◆ STATED TASK
Copy the lines of the data verbatim, covering the stretch from the line that contains "page-title: Berlin — [76, 92, 481, 260]" through the line that contains "camera-photo: BERLIN — [79, 268, 316, 503]", with both of those lines included.

:: PROVIDED RECORDS

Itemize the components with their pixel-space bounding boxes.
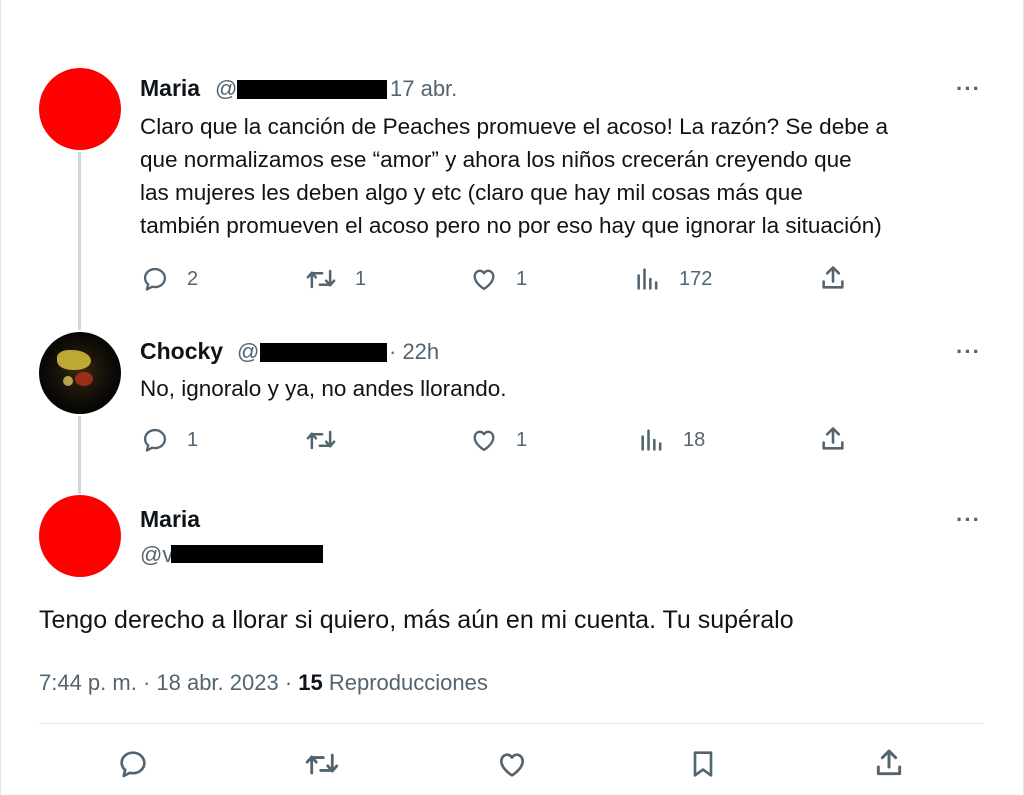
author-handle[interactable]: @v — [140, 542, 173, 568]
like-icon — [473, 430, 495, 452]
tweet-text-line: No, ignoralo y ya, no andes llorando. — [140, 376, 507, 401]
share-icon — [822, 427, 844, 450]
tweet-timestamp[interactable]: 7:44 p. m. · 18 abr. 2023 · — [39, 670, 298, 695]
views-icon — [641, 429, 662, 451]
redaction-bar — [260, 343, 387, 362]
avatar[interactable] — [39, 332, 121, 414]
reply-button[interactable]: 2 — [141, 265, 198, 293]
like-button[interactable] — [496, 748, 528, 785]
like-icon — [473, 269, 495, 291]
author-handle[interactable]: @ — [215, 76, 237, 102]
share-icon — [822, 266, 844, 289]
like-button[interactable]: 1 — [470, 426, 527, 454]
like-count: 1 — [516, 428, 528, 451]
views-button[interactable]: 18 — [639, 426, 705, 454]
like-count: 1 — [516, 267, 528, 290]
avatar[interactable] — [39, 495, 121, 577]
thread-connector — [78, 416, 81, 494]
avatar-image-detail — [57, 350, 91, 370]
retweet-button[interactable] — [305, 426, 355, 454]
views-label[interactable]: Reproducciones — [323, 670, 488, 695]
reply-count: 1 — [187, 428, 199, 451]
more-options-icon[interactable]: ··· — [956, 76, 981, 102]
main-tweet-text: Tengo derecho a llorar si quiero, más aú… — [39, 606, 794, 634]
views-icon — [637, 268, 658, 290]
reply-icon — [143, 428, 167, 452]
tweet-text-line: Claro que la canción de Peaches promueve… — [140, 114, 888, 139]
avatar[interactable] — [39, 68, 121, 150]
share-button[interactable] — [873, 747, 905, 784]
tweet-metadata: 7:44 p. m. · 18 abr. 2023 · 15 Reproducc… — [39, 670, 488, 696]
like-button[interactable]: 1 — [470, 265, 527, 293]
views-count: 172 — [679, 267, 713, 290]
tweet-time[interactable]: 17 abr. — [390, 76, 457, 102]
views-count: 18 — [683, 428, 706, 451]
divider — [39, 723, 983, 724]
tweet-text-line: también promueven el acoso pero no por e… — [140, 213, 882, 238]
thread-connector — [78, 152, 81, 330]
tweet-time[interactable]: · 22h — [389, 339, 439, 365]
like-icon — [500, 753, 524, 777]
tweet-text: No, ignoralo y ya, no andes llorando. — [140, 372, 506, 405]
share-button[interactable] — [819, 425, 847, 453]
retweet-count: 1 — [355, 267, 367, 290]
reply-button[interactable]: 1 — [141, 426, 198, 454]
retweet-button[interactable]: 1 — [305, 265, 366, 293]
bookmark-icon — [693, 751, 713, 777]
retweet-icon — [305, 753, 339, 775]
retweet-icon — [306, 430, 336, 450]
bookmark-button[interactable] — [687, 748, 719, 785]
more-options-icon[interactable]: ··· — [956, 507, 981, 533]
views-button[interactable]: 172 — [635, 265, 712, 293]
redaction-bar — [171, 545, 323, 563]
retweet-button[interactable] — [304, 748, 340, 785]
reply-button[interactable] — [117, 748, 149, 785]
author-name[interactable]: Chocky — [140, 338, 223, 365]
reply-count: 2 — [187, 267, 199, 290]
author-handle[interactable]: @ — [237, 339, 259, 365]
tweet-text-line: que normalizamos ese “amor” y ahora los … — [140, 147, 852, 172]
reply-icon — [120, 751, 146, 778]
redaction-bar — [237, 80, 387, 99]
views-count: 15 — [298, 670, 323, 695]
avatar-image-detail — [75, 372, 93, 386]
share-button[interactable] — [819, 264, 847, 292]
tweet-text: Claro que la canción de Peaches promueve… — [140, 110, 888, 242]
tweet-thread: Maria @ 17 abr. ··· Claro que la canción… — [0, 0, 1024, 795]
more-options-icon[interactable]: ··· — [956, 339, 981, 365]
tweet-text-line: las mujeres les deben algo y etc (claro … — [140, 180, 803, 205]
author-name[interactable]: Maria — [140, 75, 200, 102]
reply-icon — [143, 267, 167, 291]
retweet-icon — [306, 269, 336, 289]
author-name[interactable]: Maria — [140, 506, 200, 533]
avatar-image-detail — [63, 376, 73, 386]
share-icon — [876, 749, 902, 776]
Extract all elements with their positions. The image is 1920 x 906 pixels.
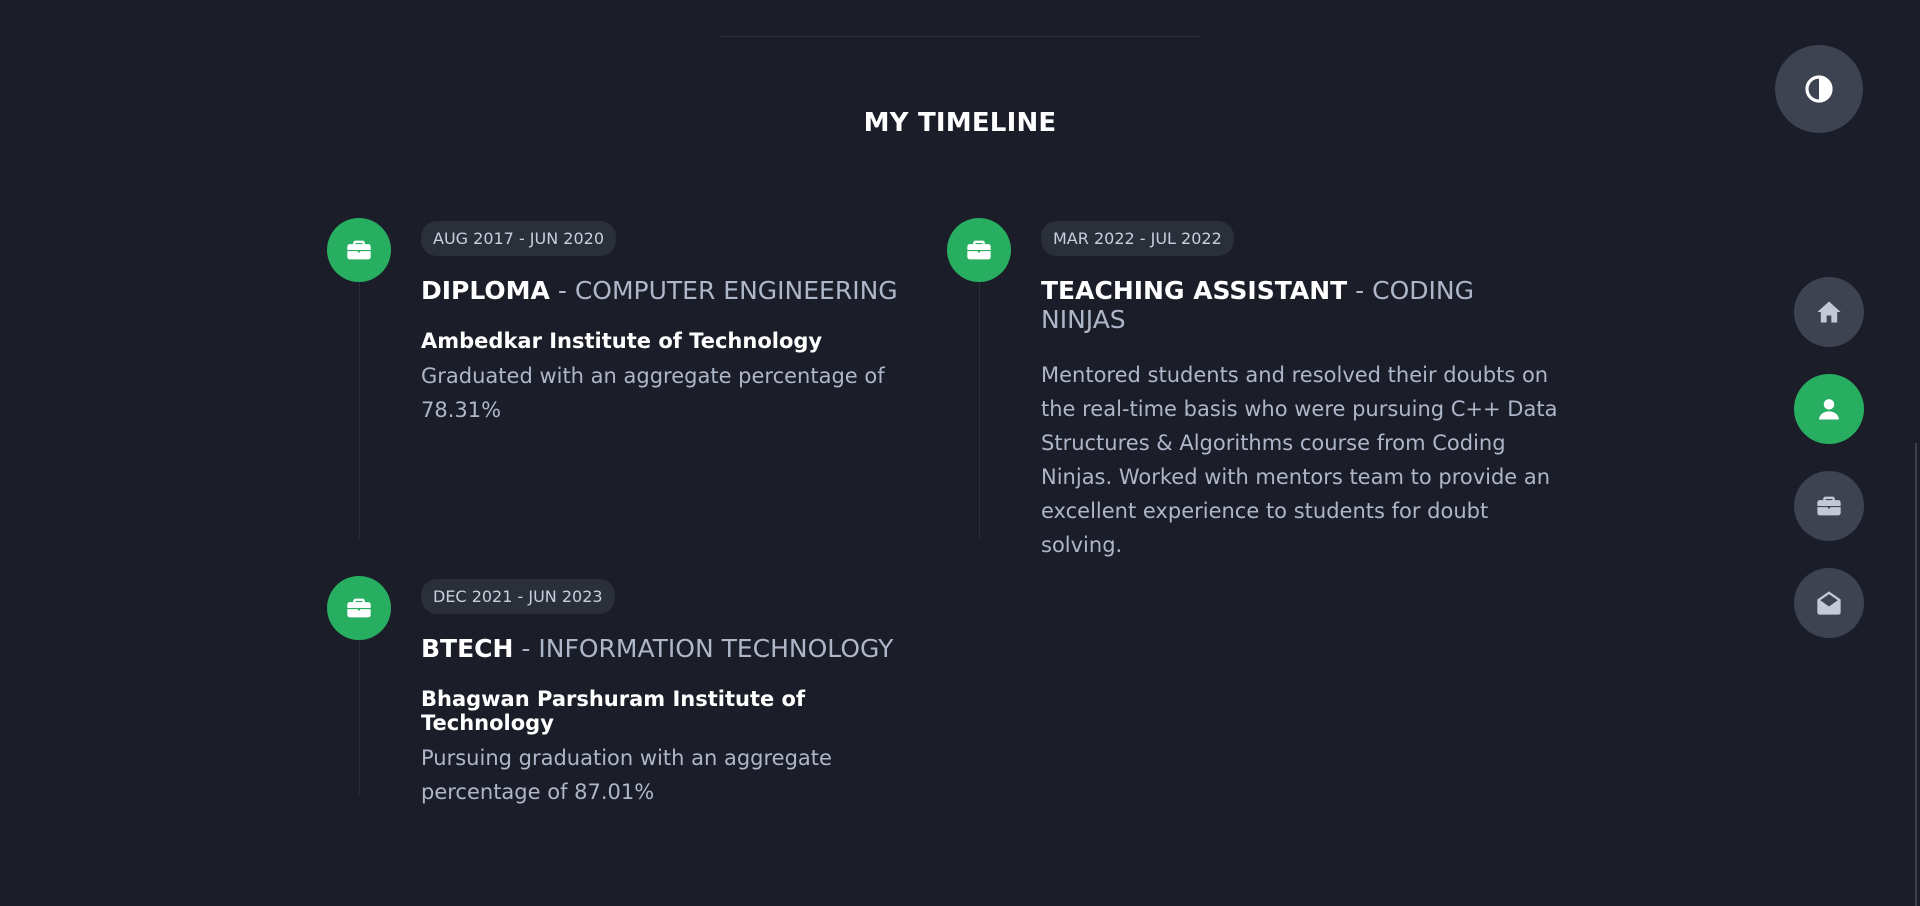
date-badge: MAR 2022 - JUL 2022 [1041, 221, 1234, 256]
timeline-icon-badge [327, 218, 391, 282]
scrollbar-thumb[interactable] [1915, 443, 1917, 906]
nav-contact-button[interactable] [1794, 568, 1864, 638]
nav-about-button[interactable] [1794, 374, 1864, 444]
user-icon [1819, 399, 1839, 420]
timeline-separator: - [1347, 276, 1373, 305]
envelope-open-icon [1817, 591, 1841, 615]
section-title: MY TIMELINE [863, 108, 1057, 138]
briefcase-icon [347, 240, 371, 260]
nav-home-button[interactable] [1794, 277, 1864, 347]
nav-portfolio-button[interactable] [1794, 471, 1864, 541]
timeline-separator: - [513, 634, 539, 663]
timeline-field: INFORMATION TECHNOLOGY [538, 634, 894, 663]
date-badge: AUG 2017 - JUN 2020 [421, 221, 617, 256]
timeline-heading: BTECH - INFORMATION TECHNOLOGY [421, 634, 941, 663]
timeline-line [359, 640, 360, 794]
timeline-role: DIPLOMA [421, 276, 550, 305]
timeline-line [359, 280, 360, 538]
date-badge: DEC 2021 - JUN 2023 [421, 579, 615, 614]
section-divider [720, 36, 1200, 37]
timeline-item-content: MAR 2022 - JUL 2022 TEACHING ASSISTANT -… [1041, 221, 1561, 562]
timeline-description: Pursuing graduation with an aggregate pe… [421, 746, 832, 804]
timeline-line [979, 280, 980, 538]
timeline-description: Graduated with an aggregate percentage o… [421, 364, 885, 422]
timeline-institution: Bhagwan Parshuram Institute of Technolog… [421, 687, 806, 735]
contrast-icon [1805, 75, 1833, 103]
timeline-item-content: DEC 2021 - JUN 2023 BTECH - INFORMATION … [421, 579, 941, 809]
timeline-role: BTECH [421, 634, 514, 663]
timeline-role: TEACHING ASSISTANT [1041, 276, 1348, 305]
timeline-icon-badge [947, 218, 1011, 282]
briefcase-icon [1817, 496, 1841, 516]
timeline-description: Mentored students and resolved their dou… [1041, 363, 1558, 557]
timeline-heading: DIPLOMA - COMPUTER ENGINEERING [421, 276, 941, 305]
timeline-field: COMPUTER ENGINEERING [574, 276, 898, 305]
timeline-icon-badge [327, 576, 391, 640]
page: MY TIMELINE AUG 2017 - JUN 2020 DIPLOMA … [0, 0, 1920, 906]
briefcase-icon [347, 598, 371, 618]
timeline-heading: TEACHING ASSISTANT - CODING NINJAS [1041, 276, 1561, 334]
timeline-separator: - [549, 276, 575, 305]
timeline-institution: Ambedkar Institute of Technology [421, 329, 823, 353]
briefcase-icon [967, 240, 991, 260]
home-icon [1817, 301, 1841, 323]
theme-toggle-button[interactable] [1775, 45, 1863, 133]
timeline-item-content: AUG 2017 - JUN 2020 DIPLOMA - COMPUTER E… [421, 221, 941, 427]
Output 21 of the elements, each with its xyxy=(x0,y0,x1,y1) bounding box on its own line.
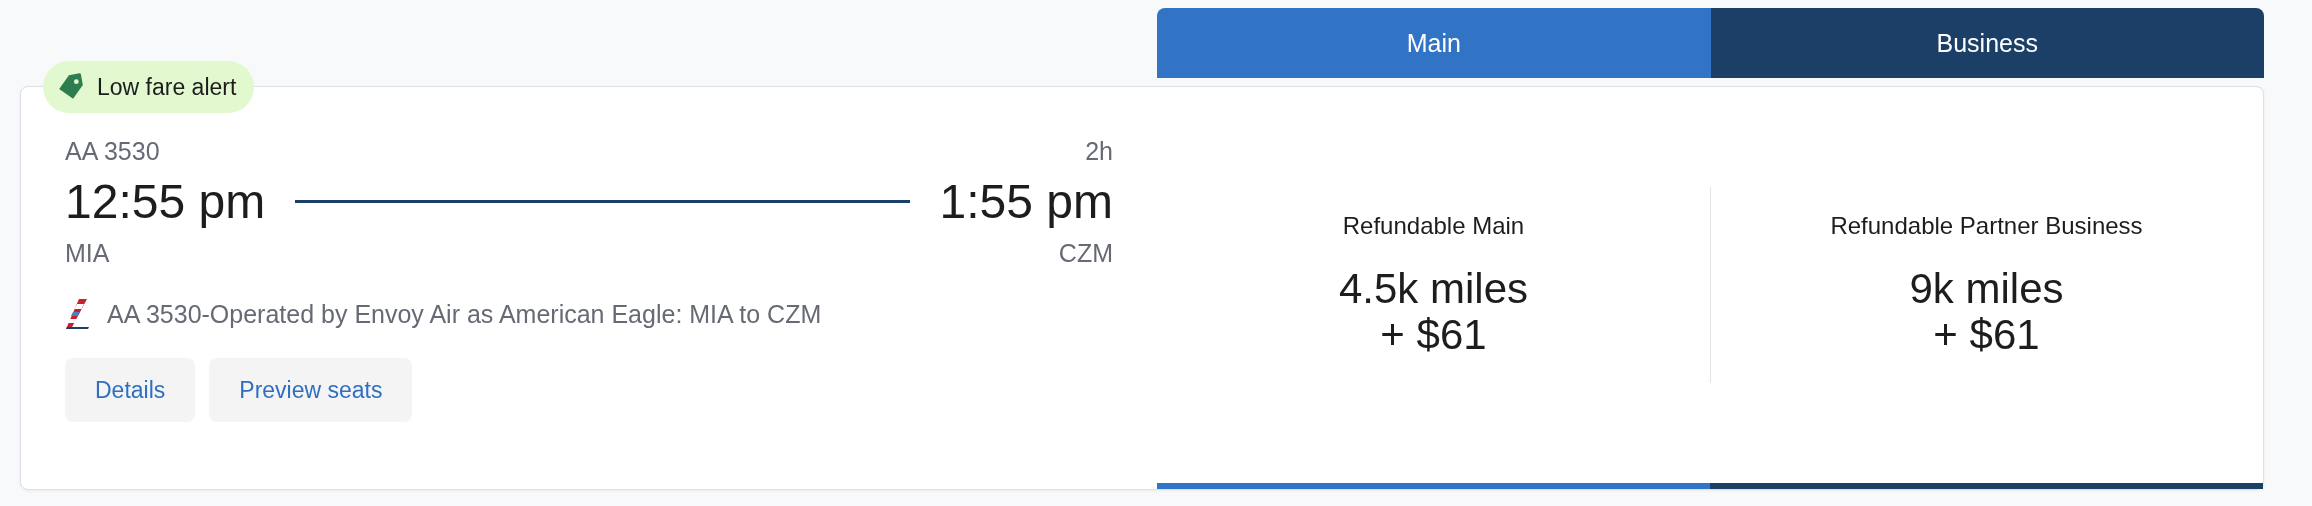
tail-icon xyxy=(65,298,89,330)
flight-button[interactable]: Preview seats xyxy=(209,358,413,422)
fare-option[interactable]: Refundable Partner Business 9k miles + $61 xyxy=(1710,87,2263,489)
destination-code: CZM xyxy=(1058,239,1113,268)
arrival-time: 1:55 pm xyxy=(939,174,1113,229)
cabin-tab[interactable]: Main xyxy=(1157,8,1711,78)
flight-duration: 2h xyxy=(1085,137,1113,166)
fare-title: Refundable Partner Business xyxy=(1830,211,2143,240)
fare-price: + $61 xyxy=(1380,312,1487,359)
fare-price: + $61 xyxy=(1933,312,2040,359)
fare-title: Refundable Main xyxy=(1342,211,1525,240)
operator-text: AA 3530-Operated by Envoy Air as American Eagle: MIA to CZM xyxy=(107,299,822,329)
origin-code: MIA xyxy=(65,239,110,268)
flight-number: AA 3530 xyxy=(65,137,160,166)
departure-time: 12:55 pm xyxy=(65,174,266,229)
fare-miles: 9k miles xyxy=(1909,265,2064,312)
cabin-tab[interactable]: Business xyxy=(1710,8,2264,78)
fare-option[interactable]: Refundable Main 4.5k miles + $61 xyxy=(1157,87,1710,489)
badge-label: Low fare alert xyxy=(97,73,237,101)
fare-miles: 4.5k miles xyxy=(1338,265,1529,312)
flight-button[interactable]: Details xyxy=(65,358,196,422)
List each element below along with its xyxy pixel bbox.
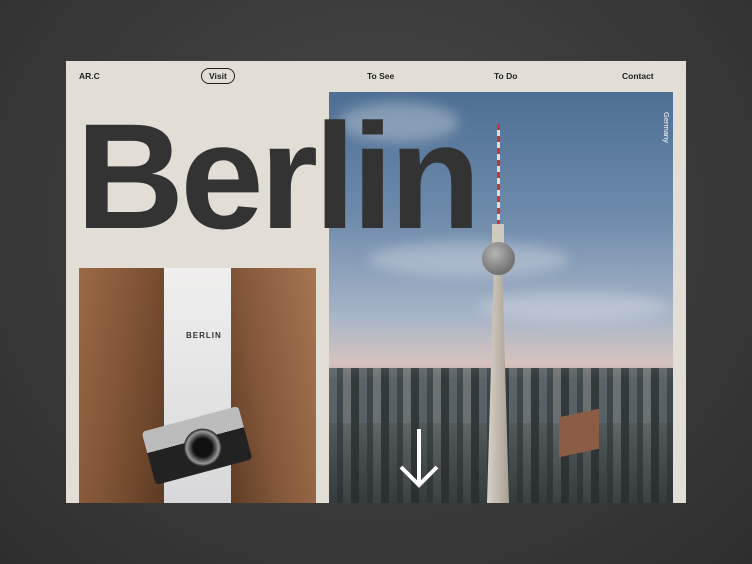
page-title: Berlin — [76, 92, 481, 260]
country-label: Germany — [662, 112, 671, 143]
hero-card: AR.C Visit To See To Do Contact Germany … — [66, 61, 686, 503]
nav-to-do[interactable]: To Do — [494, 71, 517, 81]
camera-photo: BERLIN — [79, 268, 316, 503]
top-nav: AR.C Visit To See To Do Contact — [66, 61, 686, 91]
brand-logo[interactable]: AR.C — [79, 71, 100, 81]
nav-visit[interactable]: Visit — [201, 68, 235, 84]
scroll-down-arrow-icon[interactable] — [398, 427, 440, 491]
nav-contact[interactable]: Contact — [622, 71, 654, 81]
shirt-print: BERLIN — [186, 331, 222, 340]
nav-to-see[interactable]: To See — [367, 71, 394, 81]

::::

◆ TASK RESULT
page-title: Berlin — [76, 92, 481, 260]
country-label: Germany — [662, 112, 671, 143]
hero-card: AR.C Visit To See To Do Contact Germany … — [66, 61, 686, 503]
nav-to-do[interactable]: To Do — [494, 71, 517, 81]
camera-photo: BERLIN — [79, 268, 316, 503]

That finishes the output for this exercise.